Retype the data below without altering anything.

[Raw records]
···
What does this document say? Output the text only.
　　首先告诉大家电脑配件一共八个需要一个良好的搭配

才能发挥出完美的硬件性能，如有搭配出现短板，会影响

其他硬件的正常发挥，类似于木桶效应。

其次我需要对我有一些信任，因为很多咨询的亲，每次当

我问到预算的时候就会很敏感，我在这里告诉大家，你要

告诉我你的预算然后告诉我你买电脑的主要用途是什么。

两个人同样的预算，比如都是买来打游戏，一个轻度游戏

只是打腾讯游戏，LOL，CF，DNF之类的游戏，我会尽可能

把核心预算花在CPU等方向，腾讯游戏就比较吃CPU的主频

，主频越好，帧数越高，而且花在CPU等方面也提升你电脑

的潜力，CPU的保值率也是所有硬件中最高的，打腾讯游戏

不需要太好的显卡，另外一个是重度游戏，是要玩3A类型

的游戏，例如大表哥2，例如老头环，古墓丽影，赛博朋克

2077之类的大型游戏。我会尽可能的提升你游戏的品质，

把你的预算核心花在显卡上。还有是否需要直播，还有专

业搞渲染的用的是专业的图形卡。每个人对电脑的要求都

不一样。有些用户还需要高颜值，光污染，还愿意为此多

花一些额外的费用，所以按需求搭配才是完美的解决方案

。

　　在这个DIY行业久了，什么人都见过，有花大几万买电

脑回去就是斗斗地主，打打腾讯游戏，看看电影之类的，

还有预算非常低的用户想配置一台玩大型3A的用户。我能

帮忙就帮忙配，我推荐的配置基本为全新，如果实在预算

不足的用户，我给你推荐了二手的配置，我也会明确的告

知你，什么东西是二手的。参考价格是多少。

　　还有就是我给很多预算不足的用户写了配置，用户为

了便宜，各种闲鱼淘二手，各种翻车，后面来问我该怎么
···
--- RIGHT ANSWER ---
What does this document say? Output the text only.
　　首先告诉大家电脑配件一共八个需要一个良好的搭配

才能发挥出完美的硬件性能，如有搭配出现短板，会影响

其他硬件的正常发挥，类似于木桶效应。

其次我需要对我有一些信任，因为很多咨询的亲，每次当

我问到预算的时候就会很敏感，我在这里告诉大家，你要

告诉我你的预算然后告诉我你买电脑的主要用途是什么。

两个人同样的预算，比如都是买来打游戏，一个轻度游戏

只是打腾讯游戏，LOL，CF，DNF之类的游戏，我会尽可能

把核心预算花在CPU等方向，腾讯游戏就比较吃CPU的主频

，主频越好，帧数越高，而且花在CPU等方面也提升你电脑

的潜力，CPU的保值率也是所有硬件中最高的，打腾讯游戏

不需要太好的显卡，另外一个是重度游戏，是要玩3A类型

的游戏，例如大表哥2，例如老头环，古墓丽影，赛博朋克

2077之类的大型游戏。我会尽可能的提升你游戏的品质，

把你的预算核心花在显卡上。还有是否需要直播，还有专

业搞渲染的用的是专业的图形卡。每个人对电脑的要求都

不一样。有些用户还需要高颜值，光污染，还愿意为此多

花一些额外的费用，所以按需求搭配才是完美的解决方案

。

　　在这个DIY行业久了，什么人都见过，有花大几万买电

脑回去就是斗斗地主，打打腾讯游戏，看看电影之类的，

还有预算非常低的用户想配置一台玩大型3A的用户。我能

帮忙就帮忙配，我推荐的配置基本为全新，如果实在预算

不足的用户，我给你推荐了二手的配置，我也会明确的告

知你，什么东西是二手的。参考价格是多少。

　　还有就是我给很多预算不足的用户写了配置，用户为

了便宜，各种闲鱼淘二手，各种翻车，后面来问我该怎么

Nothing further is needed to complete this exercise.